▶ _Exercise_
Tally the lines of the data that include the word "name" and state the total, nothing else.

▶ _Source records_
"""

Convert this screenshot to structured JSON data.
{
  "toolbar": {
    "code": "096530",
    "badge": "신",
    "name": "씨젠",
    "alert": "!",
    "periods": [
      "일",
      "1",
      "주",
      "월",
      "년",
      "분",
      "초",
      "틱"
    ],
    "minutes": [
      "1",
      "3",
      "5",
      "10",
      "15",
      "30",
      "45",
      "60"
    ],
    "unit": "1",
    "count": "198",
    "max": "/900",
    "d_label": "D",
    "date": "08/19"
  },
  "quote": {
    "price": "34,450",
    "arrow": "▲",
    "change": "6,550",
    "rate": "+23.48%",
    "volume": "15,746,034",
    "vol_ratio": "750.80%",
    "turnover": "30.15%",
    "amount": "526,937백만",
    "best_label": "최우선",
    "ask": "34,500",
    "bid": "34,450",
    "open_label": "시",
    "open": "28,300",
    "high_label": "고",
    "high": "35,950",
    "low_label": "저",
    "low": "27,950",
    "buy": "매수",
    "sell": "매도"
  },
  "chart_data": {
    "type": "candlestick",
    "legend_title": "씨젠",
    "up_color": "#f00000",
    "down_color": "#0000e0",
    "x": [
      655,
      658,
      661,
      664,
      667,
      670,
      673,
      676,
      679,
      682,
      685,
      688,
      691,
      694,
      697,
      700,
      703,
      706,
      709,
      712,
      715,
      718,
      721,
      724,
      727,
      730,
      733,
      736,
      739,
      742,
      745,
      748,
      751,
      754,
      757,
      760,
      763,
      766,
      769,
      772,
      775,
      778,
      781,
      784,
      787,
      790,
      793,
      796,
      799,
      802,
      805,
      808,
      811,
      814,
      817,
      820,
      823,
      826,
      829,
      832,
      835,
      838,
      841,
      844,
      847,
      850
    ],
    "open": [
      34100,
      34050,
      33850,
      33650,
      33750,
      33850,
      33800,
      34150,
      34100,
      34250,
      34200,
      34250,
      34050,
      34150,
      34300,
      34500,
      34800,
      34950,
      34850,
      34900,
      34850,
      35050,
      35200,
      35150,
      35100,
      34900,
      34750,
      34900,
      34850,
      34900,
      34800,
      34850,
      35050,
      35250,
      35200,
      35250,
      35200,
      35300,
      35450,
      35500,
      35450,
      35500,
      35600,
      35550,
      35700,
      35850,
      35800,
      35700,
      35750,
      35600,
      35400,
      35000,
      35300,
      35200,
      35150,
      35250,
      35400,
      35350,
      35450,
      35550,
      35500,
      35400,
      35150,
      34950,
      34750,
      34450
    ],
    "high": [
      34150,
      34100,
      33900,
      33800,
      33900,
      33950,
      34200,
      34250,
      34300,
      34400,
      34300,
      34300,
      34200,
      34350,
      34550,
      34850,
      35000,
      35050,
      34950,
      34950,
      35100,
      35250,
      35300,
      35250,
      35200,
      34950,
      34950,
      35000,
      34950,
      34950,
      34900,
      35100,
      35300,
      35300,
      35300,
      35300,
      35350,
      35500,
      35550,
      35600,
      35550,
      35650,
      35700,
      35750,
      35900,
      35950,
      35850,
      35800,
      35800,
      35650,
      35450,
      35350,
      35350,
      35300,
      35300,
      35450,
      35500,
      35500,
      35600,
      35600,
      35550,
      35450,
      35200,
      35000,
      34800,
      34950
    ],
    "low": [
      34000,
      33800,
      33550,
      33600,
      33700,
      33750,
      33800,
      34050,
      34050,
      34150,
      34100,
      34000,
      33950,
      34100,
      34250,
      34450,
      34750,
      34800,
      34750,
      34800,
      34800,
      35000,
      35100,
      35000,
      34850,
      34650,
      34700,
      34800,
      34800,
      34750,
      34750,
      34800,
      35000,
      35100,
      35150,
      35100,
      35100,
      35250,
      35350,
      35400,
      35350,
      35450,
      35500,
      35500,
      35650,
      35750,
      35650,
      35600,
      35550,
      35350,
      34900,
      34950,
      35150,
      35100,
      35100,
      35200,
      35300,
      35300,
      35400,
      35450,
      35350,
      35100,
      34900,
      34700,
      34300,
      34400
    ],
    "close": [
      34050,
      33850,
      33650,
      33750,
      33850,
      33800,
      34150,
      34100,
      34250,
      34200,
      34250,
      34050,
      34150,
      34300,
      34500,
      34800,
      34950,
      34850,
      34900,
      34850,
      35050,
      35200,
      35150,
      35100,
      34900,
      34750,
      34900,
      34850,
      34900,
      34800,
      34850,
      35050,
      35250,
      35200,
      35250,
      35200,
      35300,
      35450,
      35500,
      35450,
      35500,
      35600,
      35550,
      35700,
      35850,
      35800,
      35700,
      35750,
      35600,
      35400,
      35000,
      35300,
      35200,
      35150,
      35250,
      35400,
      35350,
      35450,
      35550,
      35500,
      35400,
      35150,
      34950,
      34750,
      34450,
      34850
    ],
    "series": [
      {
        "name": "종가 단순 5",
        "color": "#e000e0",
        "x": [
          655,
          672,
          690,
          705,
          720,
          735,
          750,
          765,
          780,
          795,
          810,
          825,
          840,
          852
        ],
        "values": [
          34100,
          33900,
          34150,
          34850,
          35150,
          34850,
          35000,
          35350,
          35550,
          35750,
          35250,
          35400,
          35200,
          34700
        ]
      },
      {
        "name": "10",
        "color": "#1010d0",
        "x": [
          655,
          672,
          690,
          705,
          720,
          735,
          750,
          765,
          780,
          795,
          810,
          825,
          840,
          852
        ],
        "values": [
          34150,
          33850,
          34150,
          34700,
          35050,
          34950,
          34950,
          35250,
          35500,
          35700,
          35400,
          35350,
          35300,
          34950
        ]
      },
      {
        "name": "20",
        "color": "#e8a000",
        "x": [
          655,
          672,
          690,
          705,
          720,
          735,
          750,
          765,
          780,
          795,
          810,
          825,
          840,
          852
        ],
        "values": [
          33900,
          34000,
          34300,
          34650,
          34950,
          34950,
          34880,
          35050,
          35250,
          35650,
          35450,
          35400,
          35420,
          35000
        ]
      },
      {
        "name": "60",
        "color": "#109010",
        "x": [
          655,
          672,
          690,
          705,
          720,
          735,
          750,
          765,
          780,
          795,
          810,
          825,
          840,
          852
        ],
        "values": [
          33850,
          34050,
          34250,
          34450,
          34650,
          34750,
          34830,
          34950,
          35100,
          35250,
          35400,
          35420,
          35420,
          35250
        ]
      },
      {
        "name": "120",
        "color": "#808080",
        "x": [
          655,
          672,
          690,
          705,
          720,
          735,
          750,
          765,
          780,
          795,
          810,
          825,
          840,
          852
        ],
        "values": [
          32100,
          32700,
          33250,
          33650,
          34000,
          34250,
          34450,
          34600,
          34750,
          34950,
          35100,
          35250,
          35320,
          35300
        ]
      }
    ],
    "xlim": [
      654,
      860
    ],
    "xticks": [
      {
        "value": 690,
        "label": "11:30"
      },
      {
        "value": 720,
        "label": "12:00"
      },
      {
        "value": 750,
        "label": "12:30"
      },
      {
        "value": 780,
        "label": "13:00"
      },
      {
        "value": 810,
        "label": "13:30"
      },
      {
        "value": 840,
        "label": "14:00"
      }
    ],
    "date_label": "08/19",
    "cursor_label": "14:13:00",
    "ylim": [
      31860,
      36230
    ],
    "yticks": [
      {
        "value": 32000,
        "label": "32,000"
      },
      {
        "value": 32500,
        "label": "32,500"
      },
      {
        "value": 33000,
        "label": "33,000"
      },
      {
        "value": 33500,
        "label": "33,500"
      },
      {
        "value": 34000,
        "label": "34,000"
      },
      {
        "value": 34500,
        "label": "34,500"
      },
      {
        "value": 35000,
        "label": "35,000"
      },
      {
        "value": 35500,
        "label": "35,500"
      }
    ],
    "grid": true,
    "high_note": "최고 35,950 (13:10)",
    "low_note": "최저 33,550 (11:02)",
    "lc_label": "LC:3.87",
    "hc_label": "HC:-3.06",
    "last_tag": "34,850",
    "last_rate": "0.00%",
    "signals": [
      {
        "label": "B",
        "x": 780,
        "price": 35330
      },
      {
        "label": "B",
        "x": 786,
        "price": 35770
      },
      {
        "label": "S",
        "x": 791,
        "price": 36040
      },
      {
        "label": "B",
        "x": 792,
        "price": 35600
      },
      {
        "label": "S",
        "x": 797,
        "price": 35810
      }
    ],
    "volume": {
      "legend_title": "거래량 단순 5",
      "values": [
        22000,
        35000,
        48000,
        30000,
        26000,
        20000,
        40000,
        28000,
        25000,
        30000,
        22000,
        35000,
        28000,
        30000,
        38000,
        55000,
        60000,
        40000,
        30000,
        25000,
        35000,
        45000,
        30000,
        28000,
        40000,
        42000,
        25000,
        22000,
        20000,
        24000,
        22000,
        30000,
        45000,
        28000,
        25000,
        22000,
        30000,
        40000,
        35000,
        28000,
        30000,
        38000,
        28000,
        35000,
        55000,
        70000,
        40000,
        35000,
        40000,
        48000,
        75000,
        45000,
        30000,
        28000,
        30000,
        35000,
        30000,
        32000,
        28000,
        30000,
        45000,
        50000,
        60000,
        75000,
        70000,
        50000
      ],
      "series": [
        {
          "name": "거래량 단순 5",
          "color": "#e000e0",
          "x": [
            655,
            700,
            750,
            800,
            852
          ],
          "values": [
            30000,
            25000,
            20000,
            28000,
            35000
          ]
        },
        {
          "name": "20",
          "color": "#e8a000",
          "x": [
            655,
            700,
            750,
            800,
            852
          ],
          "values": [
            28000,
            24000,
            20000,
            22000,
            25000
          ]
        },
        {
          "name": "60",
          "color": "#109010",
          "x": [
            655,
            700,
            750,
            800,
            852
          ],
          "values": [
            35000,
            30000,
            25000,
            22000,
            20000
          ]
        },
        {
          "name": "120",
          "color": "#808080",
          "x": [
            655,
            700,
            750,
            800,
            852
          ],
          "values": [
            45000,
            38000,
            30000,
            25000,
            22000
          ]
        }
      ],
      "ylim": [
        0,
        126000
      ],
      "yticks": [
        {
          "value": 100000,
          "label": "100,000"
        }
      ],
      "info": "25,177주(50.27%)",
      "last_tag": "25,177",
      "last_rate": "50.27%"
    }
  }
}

"""

▶ _Expected output_
10